## GIVEN PASSAGE
Final Course Project
Students taking the course for 3 credit units will participate in a quarter-long research project in collaboration with engineering students from BIODS220 and submit a 5-6 page paper describing the research project in the format of a non-technical clinical journal manuscript formatted as a Nature Medicine Article.
Students taking the course for 3 units, will not be required to submit the second scientific review assignment!
Submission 1: Project Proposal
Your proposal should be a 0.5-1 page document (max 500 words) and is due Oct 9 (Fri). You may include figures if appropriate. The proposal should include the following (with grade breakdown):- Title, Authors(s)
- (25%) What is the problem that you will be investigating? Explain the task thoroughly. Why is it interesting?
- (25%) What is the data you will be using? Please include relevant characteristics such as the source of the data, the size of the dataset, and a sample of the data. Explain clearly which parts of the data will be used, the nuances of the data, as well as potential obstacles.
- (25%) What methods do you plan to experiment with? Please thoroughly describe them. If there are existing related implementations, will you use them and how? How do you plan to improve or modify such implementations? This can be subject to change, but you should have a general sense of how you plan to approach the problem you are working on.
- (25%) How will you evaluate your results? Qualitatively, what kind of results do you expect (e.g. plots or figures)? Quantitatively, what kind of analysis will you use to evaluate and/or compare your results (e.g. what performance metrics or statistical tests)? What is your hypothesis regarding your results compared to baselines?

## TASK DESCRIPTION
The project description says the planned methods may change. Why does it still require the proposal to describe them? Rely only on the project description above.

## LISTED RECORDS

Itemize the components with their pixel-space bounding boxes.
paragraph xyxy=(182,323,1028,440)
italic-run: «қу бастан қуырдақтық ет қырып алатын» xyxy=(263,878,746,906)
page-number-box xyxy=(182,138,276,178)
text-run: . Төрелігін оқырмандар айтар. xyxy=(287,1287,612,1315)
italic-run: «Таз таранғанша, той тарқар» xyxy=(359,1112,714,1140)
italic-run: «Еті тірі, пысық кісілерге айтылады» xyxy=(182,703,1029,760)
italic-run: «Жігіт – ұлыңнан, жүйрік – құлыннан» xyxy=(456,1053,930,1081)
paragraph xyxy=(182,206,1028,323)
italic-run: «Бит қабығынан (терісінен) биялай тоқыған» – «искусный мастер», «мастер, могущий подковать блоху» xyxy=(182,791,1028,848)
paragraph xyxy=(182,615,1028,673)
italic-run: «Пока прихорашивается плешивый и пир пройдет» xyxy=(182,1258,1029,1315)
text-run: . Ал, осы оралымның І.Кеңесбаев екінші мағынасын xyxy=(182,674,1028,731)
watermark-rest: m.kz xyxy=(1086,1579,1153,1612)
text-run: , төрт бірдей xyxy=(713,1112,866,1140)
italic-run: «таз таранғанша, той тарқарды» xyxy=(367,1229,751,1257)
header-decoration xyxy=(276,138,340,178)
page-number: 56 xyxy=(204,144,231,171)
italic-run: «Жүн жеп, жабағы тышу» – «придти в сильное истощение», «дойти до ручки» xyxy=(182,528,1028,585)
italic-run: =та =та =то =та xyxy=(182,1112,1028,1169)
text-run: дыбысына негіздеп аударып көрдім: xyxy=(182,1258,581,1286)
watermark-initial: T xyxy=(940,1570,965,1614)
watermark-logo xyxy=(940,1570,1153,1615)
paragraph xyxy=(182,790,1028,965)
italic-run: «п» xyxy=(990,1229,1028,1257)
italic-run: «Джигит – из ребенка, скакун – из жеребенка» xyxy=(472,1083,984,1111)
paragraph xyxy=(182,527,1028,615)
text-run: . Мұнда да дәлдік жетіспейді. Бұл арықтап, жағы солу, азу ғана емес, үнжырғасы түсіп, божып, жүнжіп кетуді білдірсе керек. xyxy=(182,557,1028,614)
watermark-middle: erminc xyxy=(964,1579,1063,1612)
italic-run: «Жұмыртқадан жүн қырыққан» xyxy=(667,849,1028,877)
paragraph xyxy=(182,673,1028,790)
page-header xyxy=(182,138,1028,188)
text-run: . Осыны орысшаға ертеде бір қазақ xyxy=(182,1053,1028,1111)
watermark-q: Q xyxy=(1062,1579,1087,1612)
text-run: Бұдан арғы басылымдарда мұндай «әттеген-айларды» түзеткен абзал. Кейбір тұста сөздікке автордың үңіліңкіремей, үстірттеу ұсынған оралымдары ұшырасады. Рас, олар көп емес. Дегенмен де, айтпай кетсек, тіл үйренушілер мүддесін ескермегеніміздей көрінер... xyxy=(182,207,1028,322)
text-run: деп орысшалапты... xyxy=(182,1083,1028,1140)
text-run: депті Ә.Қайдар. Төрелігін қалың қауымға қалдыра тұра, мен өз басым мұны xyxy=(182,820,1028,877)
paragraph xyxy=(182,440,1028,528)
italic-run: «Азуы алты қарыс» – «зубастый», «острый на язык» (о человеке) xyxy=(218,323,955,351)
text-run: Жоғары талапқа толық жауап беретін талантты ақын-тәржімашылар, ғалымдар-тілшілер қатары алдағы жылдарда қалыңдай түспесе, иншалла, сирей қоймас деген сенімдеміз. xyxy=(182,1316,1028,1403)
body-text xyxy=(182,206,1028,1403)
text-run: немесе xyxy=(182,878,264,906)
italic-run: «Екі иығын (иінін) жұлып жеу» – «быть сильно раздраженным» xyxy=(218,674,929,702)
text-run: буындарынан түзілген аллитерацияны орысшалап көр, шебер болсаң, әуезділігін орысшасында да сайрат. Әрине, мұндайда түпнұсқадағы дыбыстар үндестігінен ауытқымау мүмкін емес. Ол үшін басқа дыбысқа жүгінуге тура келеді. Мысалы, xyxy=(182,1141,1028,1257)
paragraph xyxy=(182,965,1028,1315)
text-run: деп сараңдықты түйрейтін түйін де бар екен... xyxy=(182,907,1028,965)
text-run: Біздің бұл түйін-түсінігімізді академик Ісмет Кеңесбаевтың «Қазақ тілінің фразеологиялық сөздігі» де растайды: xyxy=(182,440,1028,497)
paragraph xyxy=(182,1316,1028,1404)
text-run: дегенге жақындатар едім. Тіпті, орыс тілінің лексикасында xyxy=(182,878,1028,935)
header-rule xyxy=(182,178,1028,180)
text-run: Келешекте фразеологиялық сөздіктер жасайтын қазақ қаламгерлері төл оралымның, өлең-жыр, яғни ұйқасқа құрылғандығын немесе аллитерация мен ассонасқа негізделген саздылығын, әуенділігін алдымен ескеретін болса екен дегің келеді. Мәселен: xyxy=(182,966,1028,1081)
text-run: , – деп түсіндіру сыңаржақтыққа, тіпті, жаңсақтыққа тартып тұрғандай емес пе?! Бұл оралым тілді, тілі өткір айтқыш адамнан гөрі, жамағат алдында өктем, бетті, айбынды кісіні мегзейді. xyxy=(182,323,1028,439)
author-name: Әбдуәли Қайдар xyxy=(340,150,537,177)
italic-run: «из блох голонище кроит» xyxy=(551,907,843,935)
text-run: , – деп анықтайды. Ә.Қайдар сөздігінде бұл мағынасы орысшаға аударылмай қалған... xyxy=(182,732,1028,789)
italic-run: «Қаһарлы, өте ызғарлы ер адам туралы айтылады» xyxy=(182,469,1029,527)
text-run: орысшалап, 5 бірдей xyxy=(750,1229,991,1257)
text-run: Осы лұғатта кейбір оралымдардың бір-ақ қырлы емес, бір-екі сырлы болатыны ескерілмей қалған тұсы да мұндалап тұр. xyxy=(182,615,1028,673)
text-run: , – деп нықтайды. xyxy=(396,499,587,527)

## SOLVED PROBLEM
The methods can change, but students should already have a general sense of how they plan to approach the problem they are working on.